(Source records)

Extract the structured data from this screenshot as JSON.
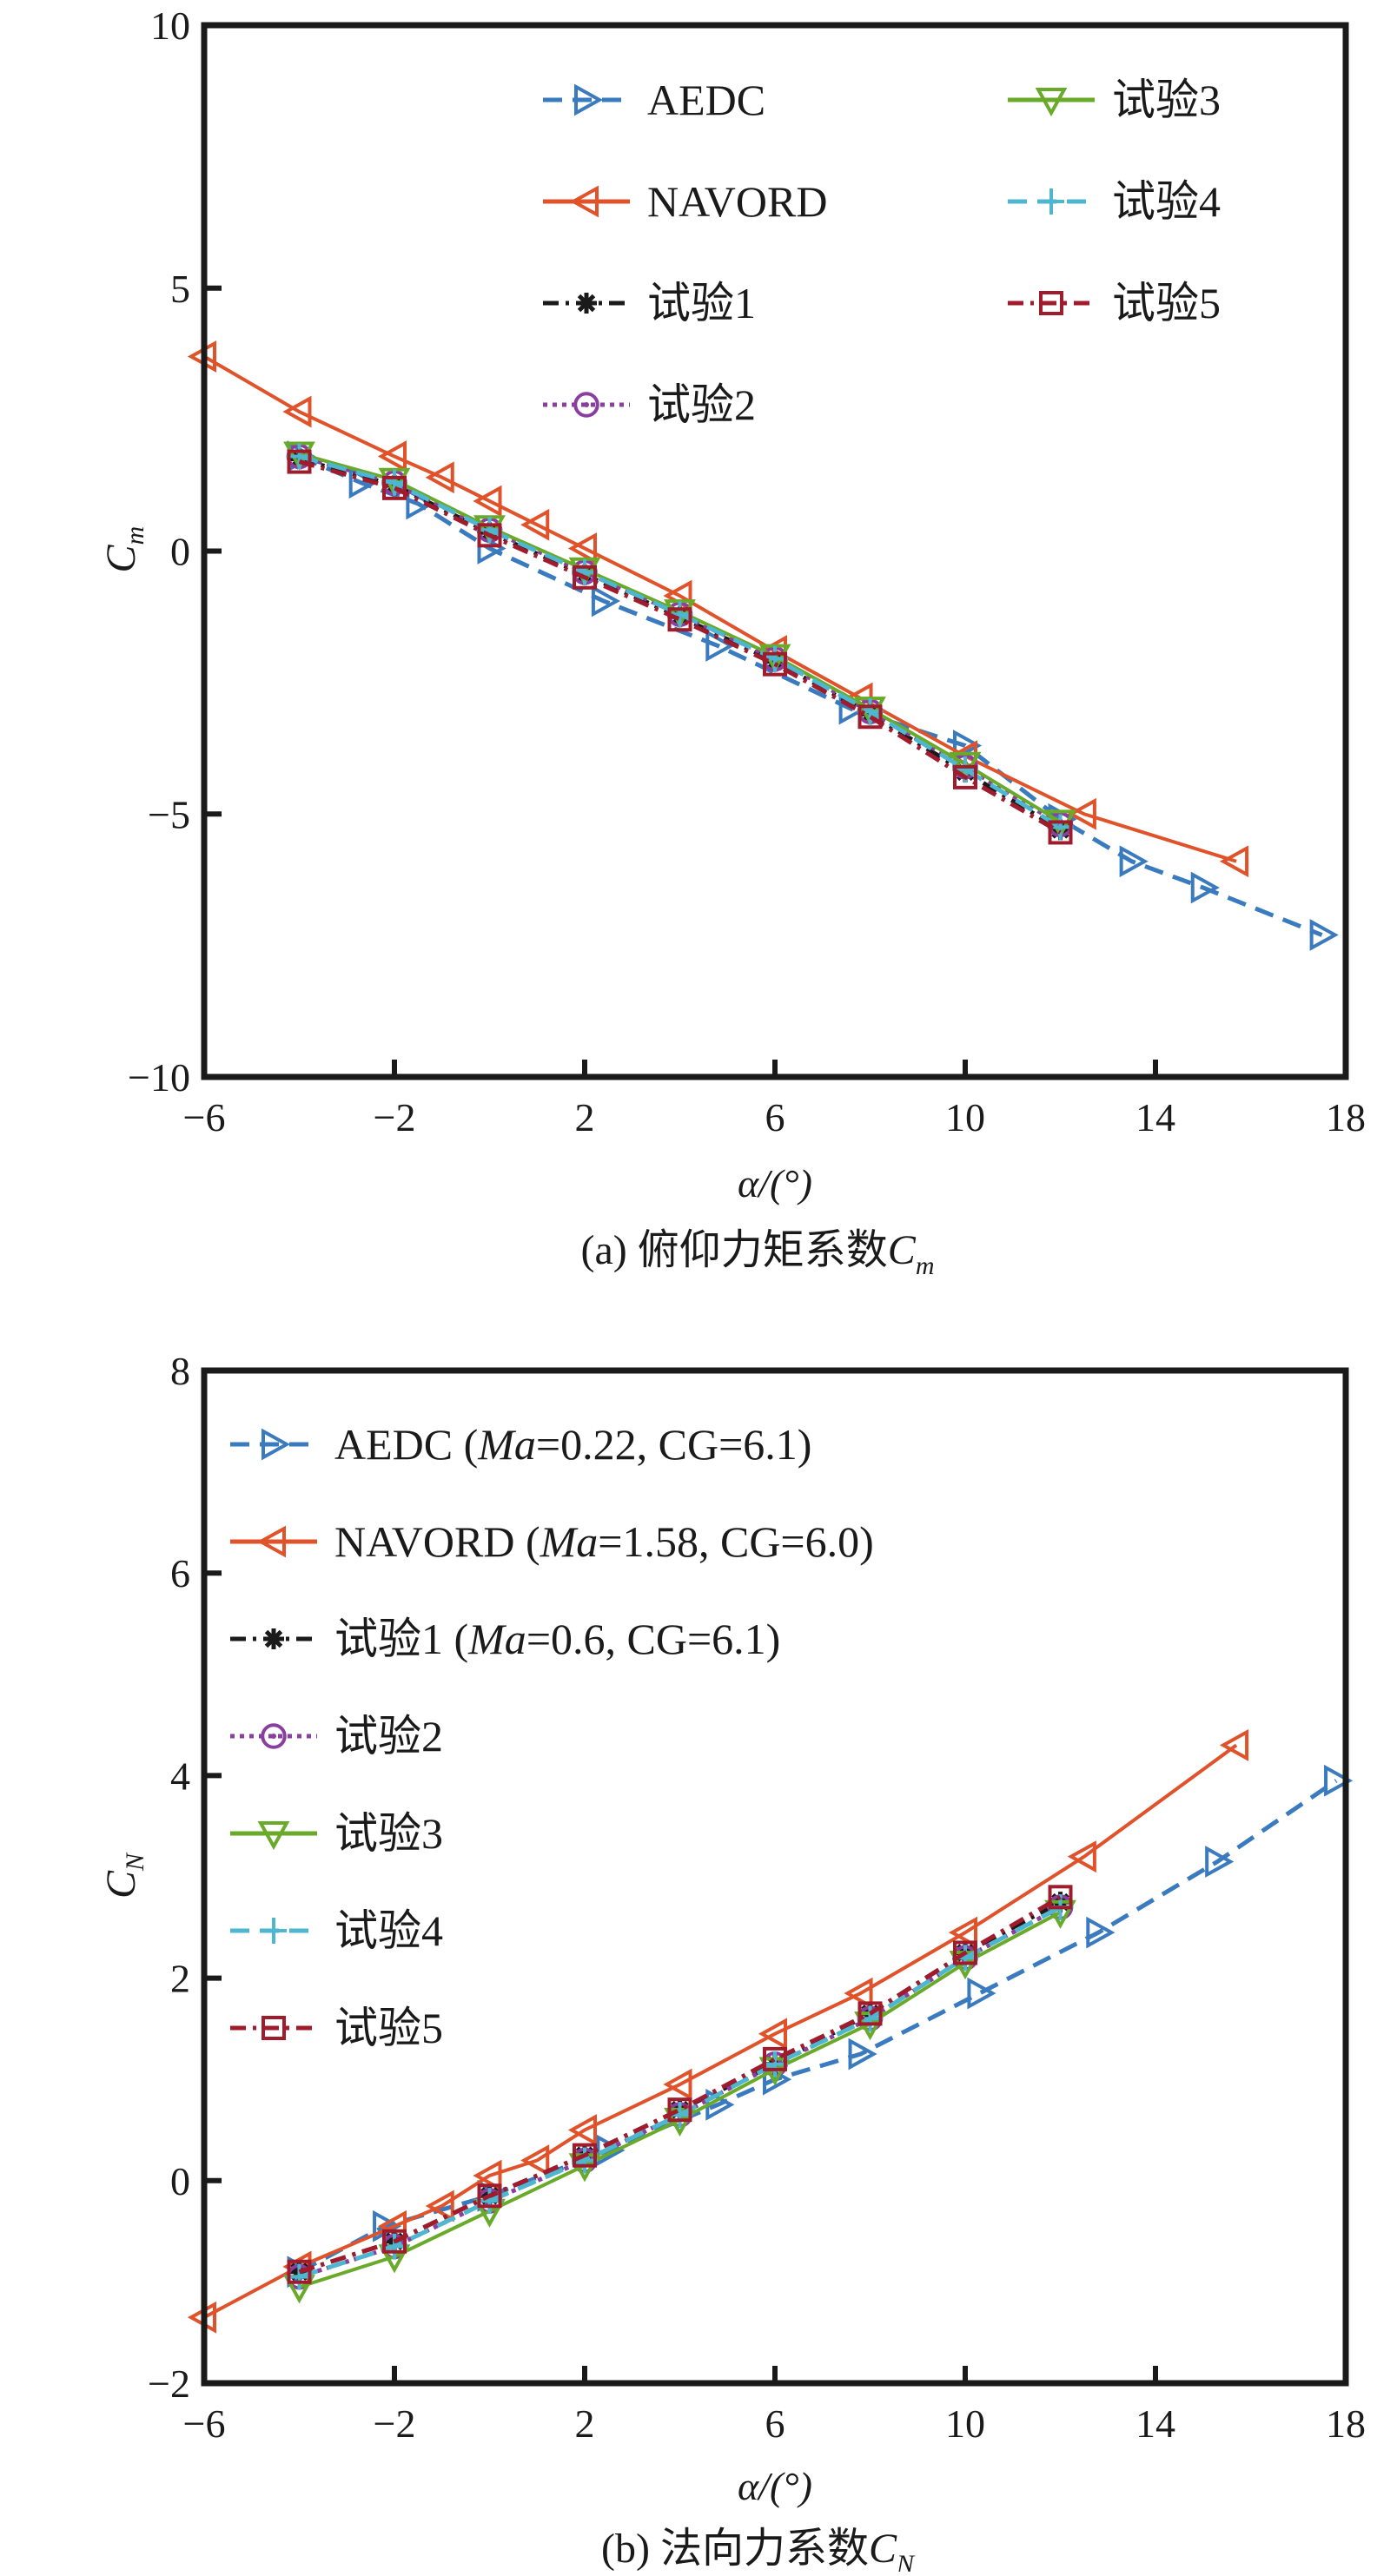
{
  "chart_data": [
    {
      "type": "line",
      "id": "a",
      "caption_prefix": "(a) 俯仰力矩系数",
      "caption_sym": "C",
      "caption_sub": "m",
      "ylabel_sym": "C",
      "ylabel_sub": "m",
      "xlabel": "α/(°)",
      "xlim": [
        -6,
        18
      ],
      "ylim": [
        -10,
        10
      ],
      "xticks": [
        -6,
        -2,
        2,
        6,
        10,
        14,
        18
      ],
      "xtick_labels": [
        "−6",
        "−2",
        "2",
        "6",
        "10",
        "14",
        "18"
      ],
      "yticks": [
        -10,
        -5,
        0,
        5,
        10
      ],
      "ytick_labels": [
        "−10",
        "−5",
        "0",
        "5",
        "10"
      ],
      "legend_placement": "top-right",
      "series": [
        {
          "name": "AEDC",
          "color": "#3a7bbf",
          "marker": "triangle-right",
          "dash": "dashed",
          "x": [
            -4,
            -2.7,
            -1.5,
            0,
            2.4,
            4.8,
            7.6,
            10,
            12,
            13.5,
            15,
            17.5
          ],
          "y": [
            1.8,
            1.3,
            0.9,
            0.05,
            -0.95,
            -1.8,
            -3.0,
            -3.7,
            -5.1,
            -5.9,
            -6.4,
            -7.3
          ]
        },
        {
          "name": "NAVORD",
          "color": "#e0522a",
          "marker": "triangle-left",
          "dash": "solid",
          "x": [
            -6,
            -4,
            -2,
            -1,
            0,
            1,
            2,
            4,
            6,
            7.8,
            10,
            12.5,
            15.7
          ],
          "y": [
            3.7,
            2.65,
            1.8,
            1.4,
            0.95,
            0.5,
            0.05,
            -0.85,
            -1.9,
            -2.8,
            -3.9,
            -5.0,
            -5.9
          ]
        },
        {
          "name": "试验1",
          "color": "#1a1a1a",
          "marker": "asterisk",
          "dash": "dashdot",
          "x": [
            -4,
            -2,
            0,
            2,
            4,
            6,
            8,
            10,
            12
          ],
          "y": [
            1.75,
            1.25,
            0.35,
            -0.45,
            -1.25,
            -2.1,
            -3.1,
            -4.2,
            -5.3
          ]
        },
        {
          "name": "试验2",
          "color": "#8a3fa0",
          "marker": "circle",
          "dash": "dotted",
          "x": [
            -4,
            -2,
            0,
            2,
            4,
            6,
            8,
            10,
            12
          ],
          "y": [
            1.8,
            1.3,
            0.4,
            -0.4,
            -1.2,
            -2.05,
            -3.05,
            -4.1,
            -5.2
          ]
        },
        {
          "name": "试验3",
          "color": "#6aaa2a",
          "marker": "triangle-down",
          "dash": "solid",
          "x": [
            -4,
            -2,
            0,
            2,
            4,
            6,
            8,
            10,
            12
          ],
          "y": [
            1.85,
            1.35,
            0.45,
            -0.35,
            -1.15,
            -2.0,
            -3.0,
            -4.05,
            -5.15
          ]
        },
        {
          "name": "试验4",
          "color": "#4fb6d0",
          "marker": "plus",
          "dash": "dashed",
          "x": [
            -4,
            -2,
            0,
            2,
            4,
            6,
            8,
            10,
            12
          ],
          "y": [
            1.8,
            1.3,
            0.4,
            -0.4,
            -1.2,
            -2.05,
            -3.05,
            -4.15,
            -5.25
          ]
        },
        {
          "name": "试验5",
          "color": "#a01c2c",
          "marker": "square",
          "dash": "dashdot",
          "x": [
            -4,
            -2,
            0,
            2,
            4,
            6,
            8,
            10,
            12
          ],
          "y": [
            1.7,
            1.2,
            0.3,
            -0.5,
            -1.3,
            -2.15,
            -3.15,
            -4.3,
            -5.35
          ]
        }
      ]
    },
    {
      "type": "line",
      "id": "b",
      "caption_prefix": "(b) 法向力系数",
      "caption_sym": "C",
      "caption_sub": "N",
      "ylabel_sym": "C",
      "ylabel_sub": "N",
      "xlabel": "α/(°)",
      "xlim": [
        -6,
        18
      ],
      "ylim": [
        -2,
        8
      ],
      "xticks": [
        -6,
        -2,
        2,
        6,
        10,
        14,
        18
      ],
      "xtick_labels": [
        "−6",
        "−2",
        "2",
        "6",
        "10",
        "14",
        "18"
      ],
      "yticks": [
        -2,
        0,
        2,
        4,
        6,
        8
      ],
      "ytick_labels": [
        "−2",
        "0",
        "2",
        "4",
        "6",
        "8"
      ],
      "legend_placement": "top-left",
      "series": [
        {
          "name": "AEDC",
          "legend_note_pre": " (",
          "legend_note_it": "Ma",
          "legend_note_post": "=0.22, CG=6.1)",
          "color": "#3a7bbf",
          "marker": "triangle-right",
          "dash": "dashed",
          "x": [
            -4,
            -2.2,
            0,
            2.5,
            4.8,
            6,
            7.8,
            10.3,
            12.8,
            15.3,
            17.8
          ],
          "y": [
            -0.9,
            -0.45,
            -0.15,
            0.3,
            0.75,
            1.0,
            1.25,
            1.85,
            2.45,
            3.15,
            3.95
          ]
        },
        {
          "name": "NAVORD",
          "legend_note_pre": " (",
          "legend_note_it": "Ma",
          "legend_note_post": "=1.58, CG=6.0)",
          "color": "#e0522a",
          "marker": "triangle-left",
          "dash": "solid",
          "x": [
            -6,
            -4,
            -2,
            -1,
            0,
            1,
            2,
            4,
            6,
            7.8,
            10,
            12.5,
            15.7
          ],
          "y": [
            -1.35,
            -0.85,
            -0.45,
            -0.25,
            0.05,
            0.2,
            0.5,
            0.95,
            1.45,
            1.85,
            2.45,
            3.2,
            4.3
          ]
        },
        {
          "name": "试验1",
          "legend_note_pre": " (",
          "legend_note_it": "Ma",
          "legend_note_post": "=0.6, CG=6.1)",
          "color": "#1a1a1a",
          "marker": "asterisk",
          "dash": "dashdot",
          "x": [
            -4,
            -2,
            0,
            2,
            4,
            6,
            8,
            10,
            12
          ],
          "y": [
            -0.9,
            -0.6,
            -0.15,
            0.25,
            0.7,
            1.15,
            1.65,
            2.25,
            2.75
          ]
        },
        {
          "name": "试验2",
          "color": "#8a3fa0",
          "marker": "circle",
          "dash": "dotted",
          "x": [
            -4,
            -2,
            0,
            2,
            4,
            6,
            8,
            10,
            12
          ],
          "y": [
            -0.95,
            -0.65,
            -0.2,
            0.2,
            0.65,
            1.15,
            1.6,
            2.2,
            2.7
          ]
        },
        {
          "name": "试验3",
          "color": "#6aaa2a",
          "marker": "triangle-down",
          "dash": "solid",
          "x": [
            -4,
            -2,
            0,
            2,
            4,
            6,
            8,
            10,
            12
          ],
          "y": [
            -1.05,
            -0.75,
            -0.3,
            0.15,
            0.6,
            1.1,
            1.55,
            2.15,
            2.65
          ]
        },
        {
          "name": "试验4",
          "color": "#4fb6d0",
          "marker": "plus",
          "dash": "dashed",
          "x": [
            -4,
            -2,
            0,
            2,
            4,
            6,
            8,
            10,
            12
          ],
          "y": [
            -0.95,
            -0.65,
            -0.2,
            0.2,
            0.65,
            1.15,
            1.6,
            2.2,
            2.7
          ]
        },
        {
          "name": "试验5",
          "color": "#a01c2c",
          "marker": "square",
          "dash": "dashdot",
          "x": [
            -4,
            -2,
            0,
            2,
            4,
            6,
            8,
            10,
            12
          ],
          "y": [
            -0.9,
            -0.6,
            -0.15,
            0.25,
            0.7,
            1.2,
            1.65,
            2.25,
            2.8
          ]
        }
      ]
    }
  ]
}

### Directions for this task
From the listing, extract all text exactly as given and drop any picture.

### Correct result
Extract the structured data from this screenshot as JSON.
{
  "chart_data": [
    {
      "type": "line",
      "id": "a",
      "caption_prefix": "(a) 俯仰力矩系数",
      "caption_sym": "C",
      "caption_sub": "m",
      "ylabel_sym": "C",
      "ylabel_sub": "m",
      "xlabel": "α/(°)",
      "xlim": [
        -6,
        18
      ],
      "ylim": [
        -10,
        10
      ],
      "xticks": [
        -6,
        -2,
        2,
        6,
        10,
        14,
        18
      ],
      "xtick_labels": [
        "−6",
        "−2",
        "2",
        "6",
        "10",
        "14",
        "18"
      ],
      "yticks": [
        -10,
        -5,
        0,
        5,
        10
      ],
      "ytick_labels": [
        "−10",
        "−5",
        "0",
        "5",
        "10"
      ],
      "legend_placement": "top-right",
      "series": [
        {
          "name": "AEDC",
          "color": "#3a7bbf",
          "marker": "triangle-right",
          "dash": "dashed",
          "x": [
            -4,
            -2.7,
            -1.5,
            0,
            2.4,
            4.8,
            7.6,
            10,
            12,
            13.5,
            15,
            17.5
          ],
          "y": [
            1.8,
            1.3,
            0.9,
            0.05,
            -0.95,
            -1.8,
            -3.0,
            -3.7,
            -5.1,
            -5.9,
            -6.4,
            -7.3
          ]
        },
        {
          "name": "NAVORD",
          "color": "#e0522a",
          "marker": "triangle-left",
          "dash": "solid",
          "x": [
            -6,
            -4,
            -2,
            -1,
            0,
            1,
            2,
            4,
            6,
            7.8,
            10,
            12.5,
            15.7
          ],
          "y": [
            3.7,
            2.65,
            1.8,
            1.4,
            0.95,
            0.5,
            0.05,
            -0.85,
            -1.9,
            -2.8,
            -3.9,
            -5.0,
            -5.9
          ]
        },
        {
          "name": "试验1",
          "color": "#1a1a1a",
          "marker": "asterisk",
          "dash": "dashdot",
          "x": [
            -4,
            -2,
            0,
            2,
            4,
            6,
            8,
            10,
            12
          ],
          "y": [
            1.75,
            1.25,
            0.35,
            -0.45,
            -1.25,
            -2.1,
            -3.1,
            -4.2,
            -5.3
          ]
        },
        {
          "name": "试验2",
          "color": "#8a3fa0",
          "marker": "circle",
          "dash": "dotted",
          "x": [
            -4,
            -2,
            0,
            2,
            4,
            6,
            8,
            10,
            12
          ],
          "y": [
            1.8,
            1.3,
            0.4,
            -0.4,
            -1.2,
            -2.05,
            -3.05,
            -4.1,
            -5.2
          ]
        },
        {
          "name": "试验3",
          "color": "#6aaa2a",
          "marker": "triangle-down",
          "dash": "solid",
          "x": [
            -4,
            -2,
            0,
            2,
            4,
            6,
            8,
            10,
            12
          ],
          "y": [
            1.85,
            1.35,
            0.45,
            -0.35,
            -1.15,
            -2.0,
            -3.0,
            -4.05,
            -5.15
          ]
        },
        {
          "name": "试验4",
          "color": "#4fb6d0",
          "marker": "plus",
          "dash": "dashed",
          "x": [
            -4,
            -2,
            0,
            2,
            4,
            6,
            8,
            10,
            12
          ],
          "y": [
            1.8,
            1.3,
            0.4,
            -0.4,
            -1.2,
            -2.05,
            -3.05,
            -4.15,
            -5.25
          ]
        },
        {
          "name": "试验5",
          "color": "#a01c2c",
          "marker": "square",
          "dash": "dashdot",
          "x": [
            -4,
            -2,
            0,
            2,
            4,
            6,
            8,
            10,
            12
          ],
          "y": [
            1.7,
            1.2,
            0.3,
            -0.5,
            -1.3,
            -2.15,
            -3.15,
            -4.3,
            -5.35
          ]
        }
      ]
    },
    {
      "type": "line",
      "id": "b",
      "caption_prefix": "(b) 法向力系数",
      "caption_sym": "C",
      "caption_sub": "N",
      "ylabel_sym": "C",
      "ylabel_sub": "N",
      "xlabel": "α/(°)",
      "xlim": [
        -6,
        18
      ],
      "ylim": [
        -2,
        8
      ],
      "xticks": [
        -6,
        -2,
        2,
        6,
        10,
        14,
        18
      ],
      "xtick_labels": [
        "−6",
        "−2",
        "2",
        "6",
        "10",
        "14",
        "18"
      ],
      "yticks": [
        -2,
        0,
        2,
        4,
        6,
        8
      ],
      "ytick_labels": [
        "−2",
        "0",
        "2",
        "4",
        "6",
        "8"
      ],
      "legend_placement": "top-left",
      "series": [
        {
          "name": "AEDC",
          "legend_note_pre": " (",
          "legend_note_it": "Ma",
          "legend_note_post": "=0.22, CG=6.1)",
          "color": "#3a7bbf",
          "marker": "triangle-right",
          "dash": "dashed",
          "x": [
            -4,
            -2.2,
            0,
            2.5,
            4.8,
            6,
            7.8,
            10.3,
            12.8,
            15.3,
            17.8
          ],
          "y": [
            -0.9,
            -0.45,
            -0.15,
            0.3,
            0.75,
            1.0,
            1.25,
            1.85,
            2.45,
            3.15,
            3.95
          ]
        },
        {
          "name": "NAVORD",
          "legend_note_pre": " (",
          "legend_note_it": "Ma",
          "legend_note_post": "=1.58, CG=6.0)",
          "color": "#e0522a",
          "marker": "triangle-left",
          "dash": "solid",
          "x": [
            -6,
            -4,
            -2,
            -1,
            0,
            1,
            2,
            4,
            6,
            7.8,
            10,
            12.5,
            15.7
          ],
          "y": [
            -1.35,
            -0.85,
            -0.45,
            -0.25,
            0.05,
            0.2,
            0.5,
            0.95,
            1.45,
            1.85,
            2.45,
            3.2,
            4.3
          ]
        },
        {
          "name": "试验1",
          "legend_note_pre": " (",
          "legend_note_it": "Ma",
          "legend_note_post": "=0.6, CG=6.1)",
          "color": "#1a1a1a",
          "marker": "asterisk",
          "dash": "dashdot",
          "x": [
            -4,
            -2,
            0,
            2,
            4,
            6,
            8,
            10,
            12
          ],
          "y": [
            -0.9,
            -0.6,
            -0.15,
            0.25,
            0.7,
            1.15,
            1.65,
            2.25,
            2.75
          ]
        },
        {
          "name": "试验2",
          "color": "#8a3fa0",
          "marker": "circle",
          "dash": "dotted",
          "x": [
            -4,
            -2,
            0,
            2,
            4,
            6,
            8,
            10,
            12
          ],
          "y": [
            -0.95,
            -0.65,
            -0.2,
            0.2,
            0.65,
            1.15,
            1.6,
            2.2,
            2.7
          ]
        },
        {
          "name": "试验3",
          "color": "#6aaa2a",
          "marker": "triangle-down",
          "dash": "solid",
          "x": [
            -4,
            -2,
            0,
            2,
            4,
            6,
            8,
            10,
            12
          ],
          "y": [
            -1.05,
            -0.75,
            -0.3,
            0.15,
            0.6,
            1.1,
            1.55,
            2.15,
            2.65
          ]
        },
        {
          "name": "试验4",
          "color": "#4fb6d0",
          "marker": "plus",
          "dash": "dashed",
          "x": [
            -4,
            -2,
            0,
            2,
            4,
            6,
            8,
            10,
            12
          ],
          "y": [
            -0.95,
            -0.65,
            -0.2,
            0.2,
            0.65,
            1.15,
            1.6,
            2.2,
            2.7
          ]
        },
        {
          "name": "试验5",
          "color": "#a01c2c",
          "marker": "square",
          "dash": "dashdot",
          "x": [
            -4,
            -2,
            0,
            2,
            4,
            6,
            8,
            10,
            12
          ],
          "y": [
            -0.9,
            -0.6,
            -0.15,
            0.25,
            0.7,
            1.2,
            1.65,
            2.25,
            2.8
          ]
        }
      ]
    }
  ]
}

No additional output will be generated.